• [Source material]:
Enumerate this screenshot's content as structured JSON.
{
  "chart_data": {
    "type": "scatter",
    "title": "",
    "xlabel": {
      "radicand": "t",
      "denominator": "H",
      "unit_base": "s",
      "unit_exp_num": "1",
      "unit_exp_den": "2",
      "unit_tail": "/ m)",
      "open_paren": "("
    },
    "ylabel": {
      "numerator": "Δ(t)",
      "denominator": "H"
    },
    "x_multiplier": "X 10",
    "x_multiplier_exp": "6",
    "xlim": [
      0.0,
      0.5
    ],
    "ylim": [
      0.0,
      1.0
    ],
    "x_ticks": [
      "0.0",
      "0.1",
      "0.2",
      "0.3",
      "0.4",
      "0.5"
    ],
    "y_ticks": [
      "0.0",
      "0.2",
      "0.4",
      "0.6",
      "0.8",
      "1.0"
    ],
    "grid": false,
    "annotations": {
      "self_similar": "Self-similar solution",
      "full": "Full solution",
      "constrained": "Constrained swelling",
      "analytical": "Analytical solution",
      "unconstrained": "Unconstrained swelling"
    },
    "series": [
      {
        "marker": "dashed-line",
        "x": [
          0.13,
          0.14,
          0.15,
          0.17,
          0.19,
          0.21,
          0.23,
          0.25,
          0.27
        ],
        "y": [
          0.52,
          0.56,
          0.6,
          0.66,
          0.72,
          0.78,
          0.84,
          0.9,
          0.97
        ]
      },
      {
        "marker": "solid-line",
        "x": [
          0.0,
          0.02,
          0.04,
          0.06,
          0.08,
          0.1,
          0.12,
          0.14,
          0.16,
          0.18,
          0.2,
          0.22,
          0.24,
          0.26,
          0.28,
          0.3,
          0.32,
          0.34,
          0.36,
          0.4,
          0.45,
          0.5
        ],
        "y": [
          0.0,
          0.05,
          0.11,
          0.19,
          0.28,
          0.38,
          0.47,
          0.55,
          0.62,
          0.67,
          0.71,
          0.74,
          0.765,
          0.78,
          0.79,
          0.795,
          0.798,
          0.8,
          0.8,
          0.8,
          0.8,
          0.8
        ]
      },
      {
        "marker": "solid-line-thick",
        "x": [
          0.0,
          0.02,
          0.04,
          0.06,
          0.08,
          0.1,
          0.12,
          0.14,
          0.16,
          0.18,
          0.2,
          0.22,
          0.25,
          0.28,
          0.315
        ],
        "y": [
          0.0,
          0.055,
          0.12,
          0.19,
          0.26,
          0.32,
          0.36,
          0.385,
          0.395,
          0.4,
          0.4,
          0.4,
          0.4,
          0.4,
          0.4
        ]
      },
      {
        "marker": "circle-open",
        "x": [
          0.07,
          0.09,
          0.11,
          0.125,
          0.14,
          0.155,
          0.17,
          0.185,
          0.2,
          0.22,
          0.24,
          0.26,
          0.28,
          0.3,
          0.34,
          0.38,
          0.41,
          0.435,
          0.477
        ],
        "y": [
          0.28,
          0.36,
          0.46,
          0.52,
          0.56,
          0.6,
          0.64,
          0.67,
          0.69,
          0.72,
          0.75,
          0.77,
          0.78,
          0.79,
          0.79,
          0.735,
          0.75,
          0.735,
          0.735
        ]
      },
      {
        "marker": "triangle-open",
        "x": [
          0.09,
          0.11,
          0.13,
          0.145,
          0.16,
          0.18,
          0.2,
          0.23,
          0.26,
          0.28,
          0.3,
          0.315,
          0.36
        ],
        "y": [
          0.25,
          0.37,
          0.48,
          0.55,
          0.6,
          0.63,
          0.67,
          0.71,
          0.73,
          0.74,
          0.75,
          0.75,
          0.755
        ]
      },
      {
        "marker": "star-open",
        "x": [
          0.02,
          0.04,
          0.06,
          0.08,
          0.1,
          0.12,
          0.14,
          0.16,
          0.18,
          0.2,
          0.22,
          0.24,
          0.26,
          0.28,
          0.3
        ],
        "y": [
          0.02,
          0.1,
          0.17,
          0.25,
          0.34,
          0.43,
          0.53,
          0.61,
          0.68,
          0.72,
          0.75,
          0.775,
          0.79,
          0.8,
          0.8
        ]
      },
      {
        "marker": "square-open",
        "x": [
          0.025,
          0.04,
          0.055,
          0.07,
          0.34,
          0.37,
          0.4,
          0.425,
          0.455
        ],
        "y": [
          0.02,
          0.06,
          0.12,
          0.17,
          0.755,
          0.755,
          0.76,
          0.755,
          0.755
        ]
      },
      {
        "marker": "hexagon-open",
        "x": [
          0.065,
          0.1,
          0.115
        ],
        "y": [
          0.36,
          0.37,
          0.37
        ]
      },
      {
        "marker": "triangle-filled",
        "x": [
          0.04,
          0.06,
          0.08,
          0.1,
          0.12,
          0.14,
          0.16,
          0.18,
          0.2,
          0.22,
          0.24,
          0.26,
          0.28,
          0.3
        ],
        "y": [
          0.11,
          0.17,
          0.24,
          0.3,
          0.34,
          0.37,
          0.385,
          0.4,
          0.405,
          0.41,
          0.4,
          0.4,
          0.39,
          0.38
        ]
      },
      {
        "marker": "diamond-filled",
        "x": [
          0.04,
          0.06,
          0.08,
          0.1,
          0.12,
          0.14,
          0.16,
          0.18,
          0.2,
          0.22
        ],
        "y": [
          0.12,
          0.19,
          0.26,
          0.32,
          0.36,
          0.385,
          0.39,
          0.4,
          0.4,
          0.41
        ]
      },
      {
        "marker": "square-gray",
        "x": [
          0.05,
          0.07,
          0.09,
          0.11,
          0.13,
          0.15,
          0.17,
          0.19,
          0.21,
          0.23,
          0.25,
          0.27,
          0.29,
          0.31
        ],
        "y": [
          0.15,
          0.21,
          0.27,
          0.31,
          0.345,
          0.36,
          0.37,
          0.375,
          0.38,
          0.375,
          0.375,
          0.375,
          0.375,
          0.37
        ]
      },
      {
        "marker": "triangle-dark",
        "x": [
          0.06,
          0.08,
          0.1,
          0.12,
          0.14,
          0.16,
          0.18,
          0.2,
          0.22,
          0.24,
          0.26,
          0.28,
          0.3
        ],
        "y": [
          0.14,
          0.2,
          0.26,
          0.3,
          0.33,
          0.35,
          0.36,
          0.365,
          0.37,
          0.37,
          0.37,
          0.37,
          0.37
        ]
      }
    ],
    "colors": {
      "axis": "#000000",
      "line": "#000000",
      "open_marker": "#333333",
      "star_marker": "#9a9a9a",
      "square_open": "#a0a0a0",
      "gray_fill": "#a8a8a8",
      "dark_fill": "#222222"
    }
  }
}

...

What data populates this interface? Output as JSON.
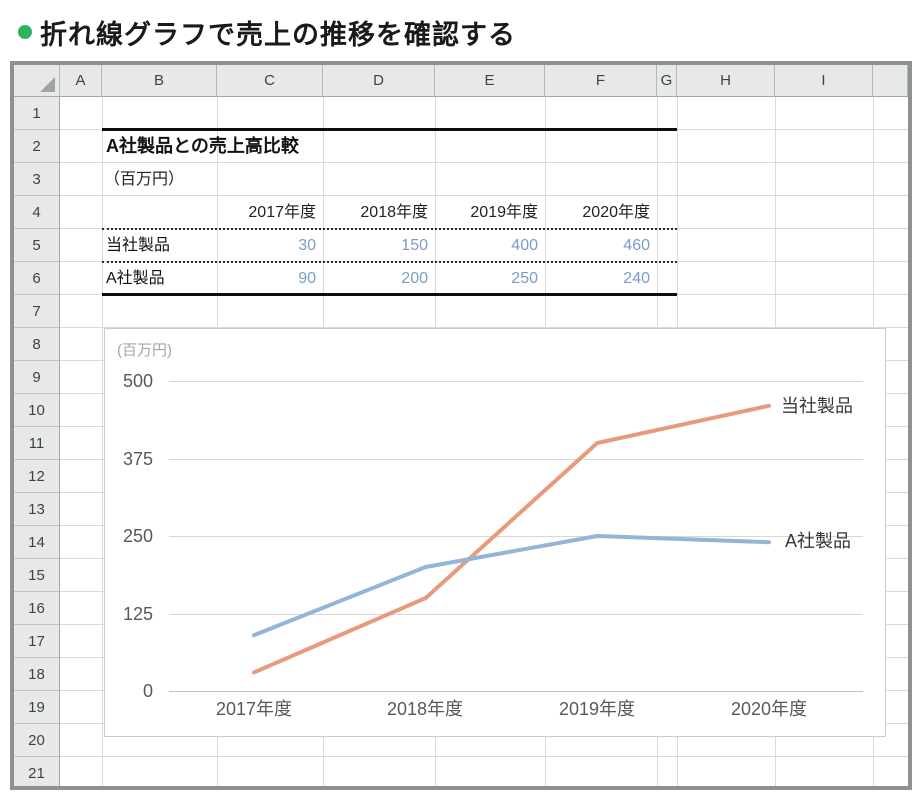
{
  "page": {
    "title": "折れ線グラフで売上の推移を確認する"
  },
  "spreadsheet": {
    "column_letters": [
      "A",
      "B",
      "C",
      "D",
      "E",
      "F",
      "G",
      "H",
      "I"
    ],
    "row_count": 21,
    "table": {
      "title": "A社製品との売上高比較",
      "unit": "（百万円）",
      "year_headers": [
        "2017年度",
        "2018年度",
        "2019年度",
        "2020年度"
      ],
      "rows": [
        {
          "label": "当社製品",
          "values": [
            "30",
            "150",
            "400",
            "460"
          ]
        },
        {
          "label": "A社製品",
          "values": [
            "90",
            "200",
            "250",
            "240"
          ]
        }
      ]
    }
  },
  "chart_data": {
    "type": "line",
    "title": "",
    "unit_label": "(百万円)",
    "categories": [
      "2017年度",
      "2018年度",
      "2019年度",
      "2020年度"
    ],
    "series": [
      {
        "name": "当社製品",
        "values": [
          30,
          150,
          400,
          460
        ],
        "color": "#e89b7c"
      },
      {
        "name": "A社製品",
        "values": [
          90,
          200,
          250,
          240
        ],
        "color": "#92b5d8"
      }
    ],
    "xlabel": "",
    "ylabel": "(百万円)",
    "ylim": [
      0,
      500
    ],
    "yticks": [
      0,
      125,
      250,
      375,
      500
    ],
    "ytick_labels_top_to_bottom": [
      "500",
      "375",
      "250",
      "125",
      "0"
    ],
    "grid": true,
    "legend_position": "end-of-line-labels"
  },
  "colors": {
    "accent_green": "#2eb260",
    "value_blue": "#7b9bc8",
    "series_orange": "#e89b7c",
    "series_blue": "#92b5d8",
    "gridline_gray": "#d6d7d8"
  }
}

• [What the task asks]:
Return only the number of lines in the entries that contain the string "triangle".

• [Written solution]:
3